● **GIVEN INSTRUCTION**
Print every entry, word for word, and skip the images.

● **GIVEN DATA**
■ ■ ■ ■ ■ ■ ■
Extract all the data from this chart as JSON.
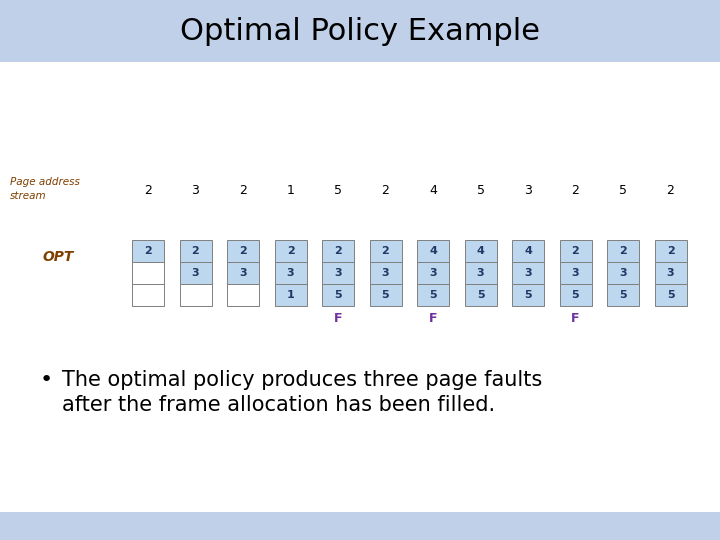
{
  "title": "Optimal Policy Example",
  "title_fontsize": 22,
  "title_color": "#000000",
  "bg_top_color": "#c0d0e8",
  "bg_bottom_color": "#c0d0e8",
  "label_page_address": "Page address",
  "label_stream": "stream",
  "label_opt": "OPT",
  "page_stream": [
    2,
    3,
    2,
    1,
    5,
    2,
    4,
    5,
    3,
    2,
    5,
    2
  ],
  "frames": [
    [
      "2",
      "",
      ""
    ],
    [
      "2",
      "3",
      ""
    ],
    [
      "2",
      "3",
      ""
    ],
    [
      "2",
      "3",
      "1"
    ],
    [
      "2",
      "3",
      "5"
    ],
    [
      "2",
      "3",
      "5"
    ],
    [
      "4",
      "3",
      "5"
    ],
    [
      "4",
      "3",
      "5"
    ],
    [
      "4",
      "3",
      "5"
    ],
    [
      "2",
      "3",
      "5"
    ],
    [
      "2",
      "3",
      "5"
    ],
    [
      "2",
      "3",
      "5"
    ]
  ],
  "fault_cols": [
    4,
    6,
    9
  ],
  "fault_label": "F",
  "fault_color": "#7030a0",
  "cell_fill_color": "#bdd7ee",
  "cell_empty_color": "#ffffff",
  "cell_border_color": "#7f7f7f",
  "stream_label_color": "#7f3f00",
  "stream_value_color": "#000000",
  "opt_label_color": "#7f3f00",
  "cell_text_color": "#1f3864",
  "bullet_fontsize": 15,
  "bullet_text_line1": "The optimal policy produces three page faults",
  "bullet_text_line2": "after the frame allocation has been filled."
}
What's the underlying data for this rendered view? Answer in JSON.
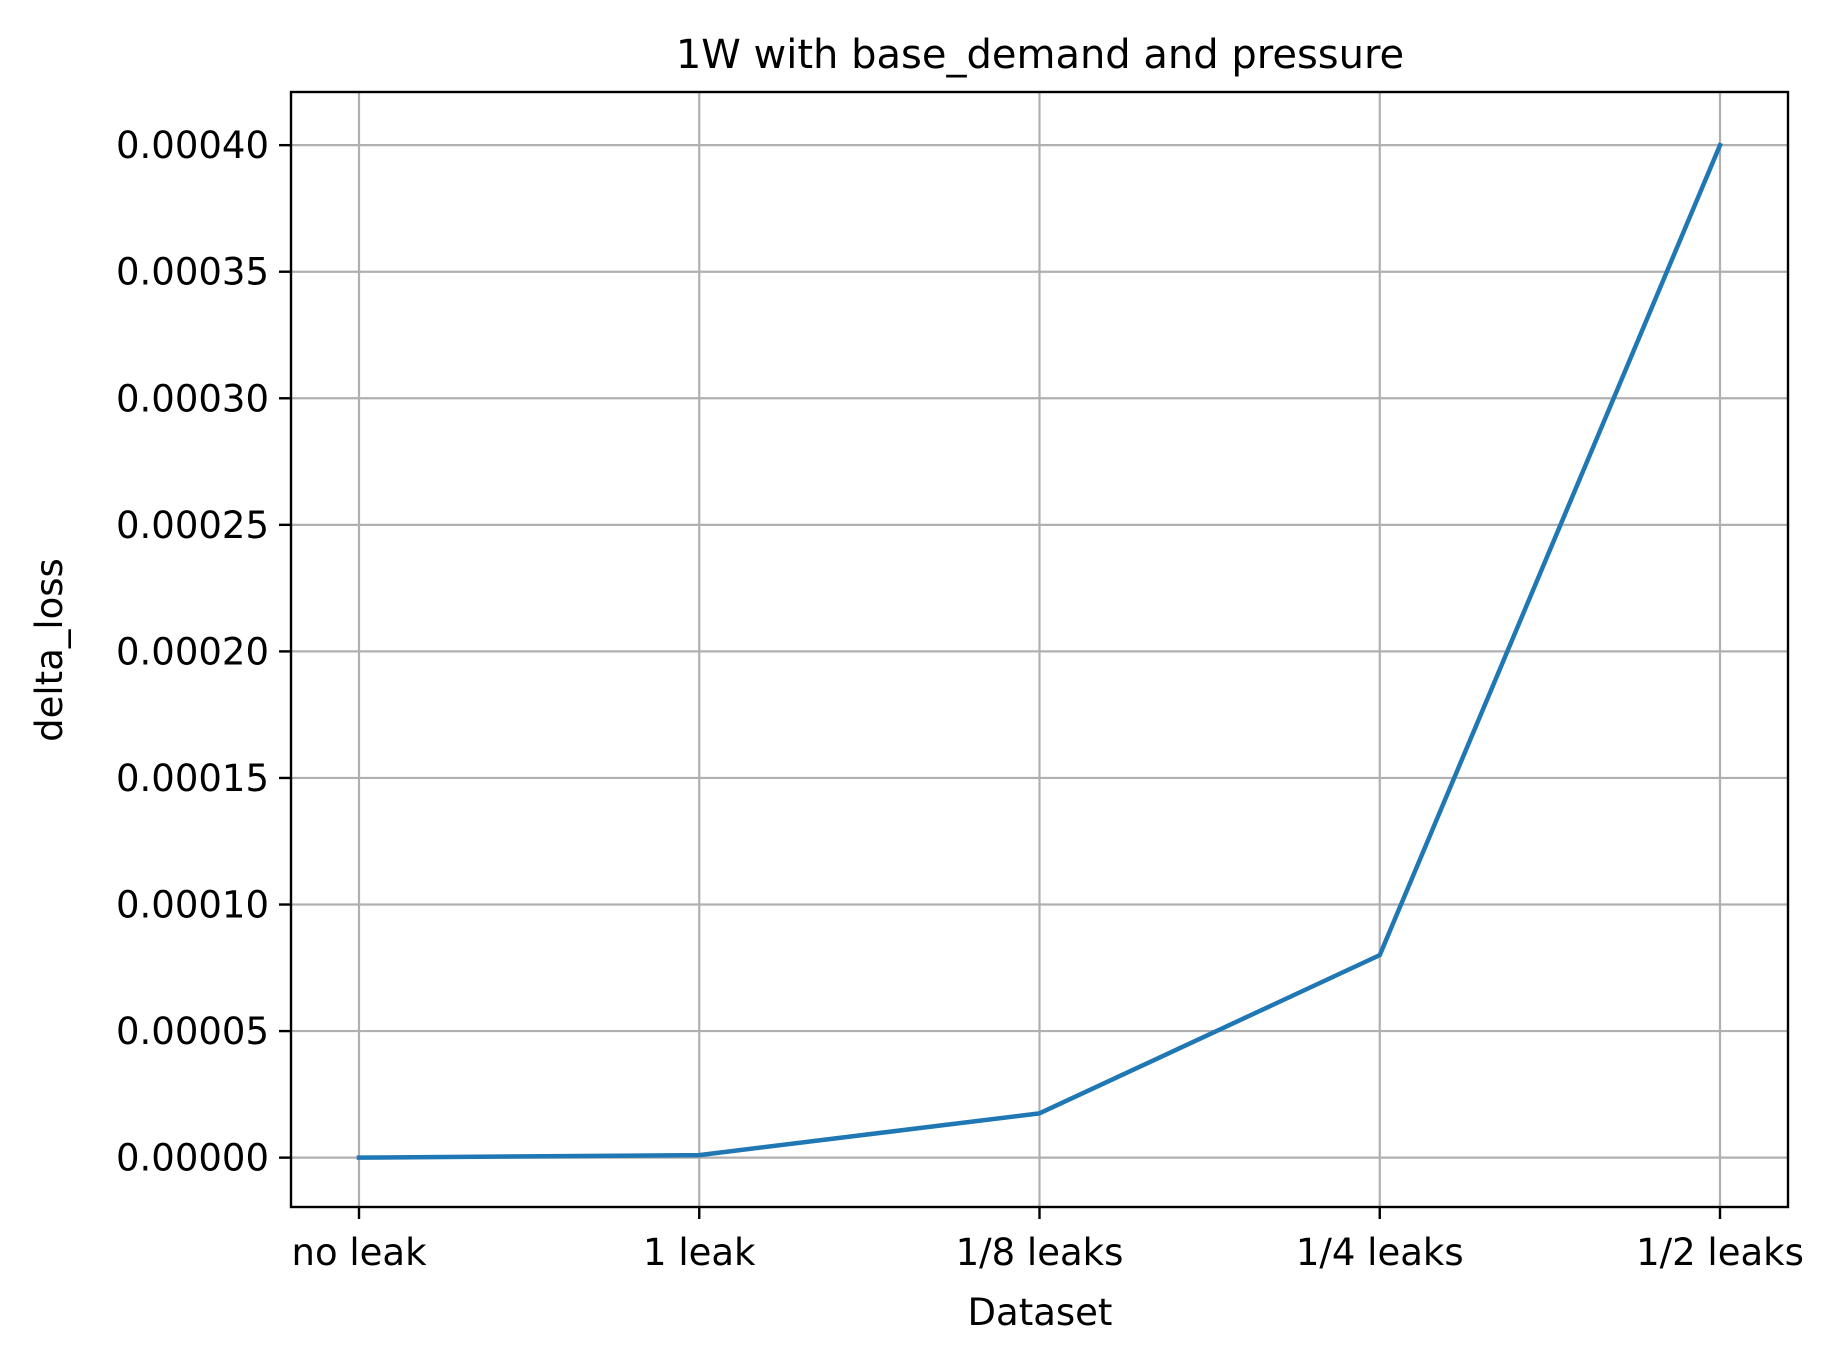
{
  "colors": {
    "series": "#1f77b4",
    "grid": "#b0b0b0",
    "axis": "#000000"
  },
  "chart_data": {
    "type": "line",
    "title": "1W with base_demand and pressure",
    "xlabel": "Dataset",
    "ylabel": "delta_loss",
    "categories": [
      "no leak",
      "1 leak",
      "1/8 leaks",
      "1/4 leaks",
      "1/2 leaks"
    ],
    "series": [
      {
        "values": [
          0.0,
          1e-06,
          1.75e-05,
          8e-05,
          0.0004
        ]
      }
    ],
    "ylim": [
      -1.95e-05,
      0.000421
    ],
    "yticks": [
      0.0,
      5e-05,
      0.0001,
      0.00015,
      0.0002,
      0.00025,
      0.0003,
      0.00035,
      0.0004
    ],
    "ytick_labels": [
      "0.00000",
      "0.00005",
      "0.00010",
      "0.00015",
      "0.00020",
      "0.00025",
      "0.00030",
      "0.00035",
      "0.00040"
    ],
    "grid": true,
    "legend": "none"
  }
}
■ ■ ■ ■ ■ ■ ■
● **TASK RESPONSE**
Extract all the data from this chart as JSON.
{
  "title": "Optimal Policy Example",
  "title_fontsize": 22,
  "title_color": "#000000",
  "bg_top_color": "#c0d0e8",
  "bg_bottom_color": "#c0d0e8",
  "label_page_address": "Page address",
  "label_stream": "stream",
  "label_opt": "OPT",
  "page_stream": [
    2,
    3,
    2,
    1,
    5,
    2,
    4,
    5,
    3,
    2,
    5,
    2
  ],
  "frames": [
    [
      "2",
      "",
      ""
    ],
    [
      "2",
      "3",
      ""
    ],
    [
      "2",
      "3",
      ""
    ],
    [
      "2",
      "3",
      "1"
    ],
    [
      "2",
      "3",
      "5"
    ],
    [
      "2",
      "3",
      "5"
    ],
    [
      "4",
      "3",
      "5"
    ],
    [
      "4",
      "3",
      "5"
    ],
    [
      "4",
      "3",
      "5"
    ],
    [
      "2",
      "3",
      "5"
    ],
    [
      "2",
      "3",
      "5"
    ],
    [
      "2",
      "3",
      "5"
    ]
  ],
  "fault_cols": [
    4,
    6,
    9
  ],
  "fault_label": "F",
  "fault_color": "#7030a0",
  "cell_fill_color": "#bdd7ee",
  "cell_empty_color": "#ffffff",
  "cell_border_color": "#7f7f7f",
  "stream_label_color": "#7f3f00",
  "stream_value_color": "#000000",
  "opt_label_color": "#7f3f00",
  "cell_text_color": "#1f3864",
  "bullet_fontsize": 15,
  "bullet_text_line1": "The optimal policy produces three page faults",
  "bullet_text_line2": "after the frame allocation has been filled."
}
What's the underlying data for this rendered view? Answer in JSON.
{
  "colors": {
    "series": "#1f77b4",
    "grid": "#b0b0b0",
    "axis": "#000000"
  },
  "chart_data": {
    "type": "line",
    "title": "1W with base_demand and pressure",
    "xlabel": "Dataset",
    "ylabel": "delta_loss",
    "categories": [
      "no leak",
      "1 leak",
      "1/8 leaks",
      "1/4 leaks",
      "1/2 leaks"
    ],
    "series": [
      {
        "values": [
          0.0,
          1e-06,
          1.75e-05,
          8e-05,
          0.0004
        ]
      }
    ],
    "ylim": [
      -1.95e-05,
      0.000421
    ],
    "yticks": [
      0.0,
      5e-05,
      0.0001,
      0.00015,
      0.0002,
      0.00025,
      0.0003,
      0.00035,
      0.0004
    ],
    "ytick_labels": [
      "0.00000",
      "0.00005",
      "0.00010",
      "0.00015",
      "0.00020",
      "0.00025",
      "0.00030",
      "0.00035",
      "0.00040"
    ],
    "grid": true,
    "legend": "none"
  }
}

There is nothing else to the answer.